(Saved data entries)
——

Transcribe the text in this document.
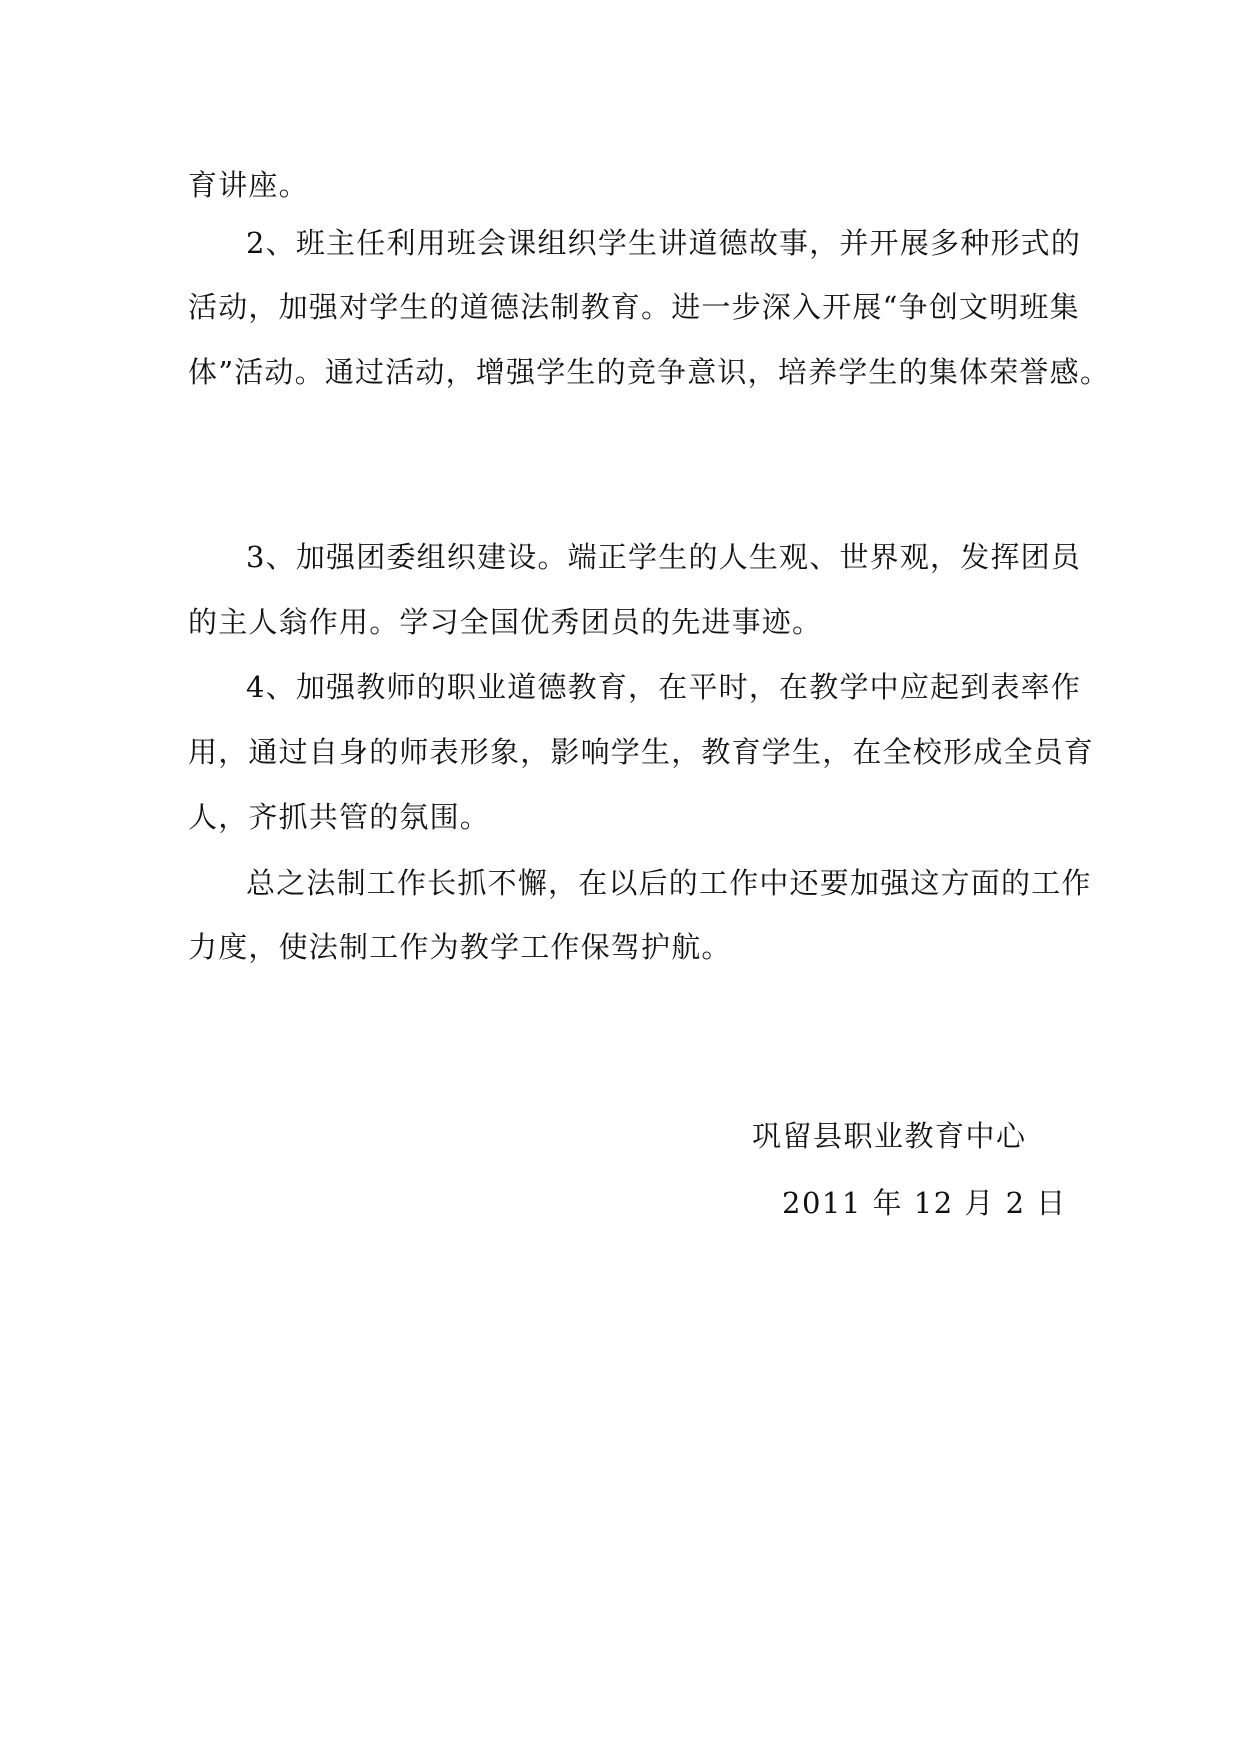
育讲座。
2、班主任利用班会课组织学生讲道德故事，并开展多种形式的
活动，加强对学生的道德法制教育。进一步深入开展“争创文明班集
体”活动。通过活动，增强学生的竞争意识，培养学生的集体荣誉感。
3、加强团委组织建设。端正学生的人生观、世界观，发挥团员
的主人翁作用。学习全国优秀团员的先进事迹。
4、加强教师的职业道德教育，在平时，在教学中应起到表率作
用，通过自身的师表形象，影响学生，教育学生，在全校形成全员育
人，齐抓共管的氛围。
总之法制工作长抓不懈，在以后的工作中还要加强这方面的工作
力度，使法制工作为教学工作保驾护航。
巩留县职业教育中心
2011 年 12 月 2 日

——

_Written exercise_
Quote everything in the listing above exactly; pictures are the only thing to omit.

_Task output_
Transcribe the text in this document.
育讲座。
2、班主任利用班会课组织学生讲道德故事，并开展多种形式的
活动，加强对学生的道德法制教育。进一步深入开展“争创文明班集
体”活动。通过活动，增强学生的竞争意识，培养学生的集体荣誉感。
3、加强团委组织建设。端正学生的人生观、世界观，发挥团员
的主人翁作用。学习全国优秀团员的先进事迹。
4、加强教师的职业道德教育，在平时，在教学中应起到表率作
用，通过自身的师表形象，影响学生，教育学生，在全校形成全员育
人，齐抓共管的氛围。
总之法制工作长抓不懈，在以后的工作中还要加强这方面的工作
力度，使法制工作为教学工作保驾护航。
巩留县职业教育中心
2011 年 12 月 2 日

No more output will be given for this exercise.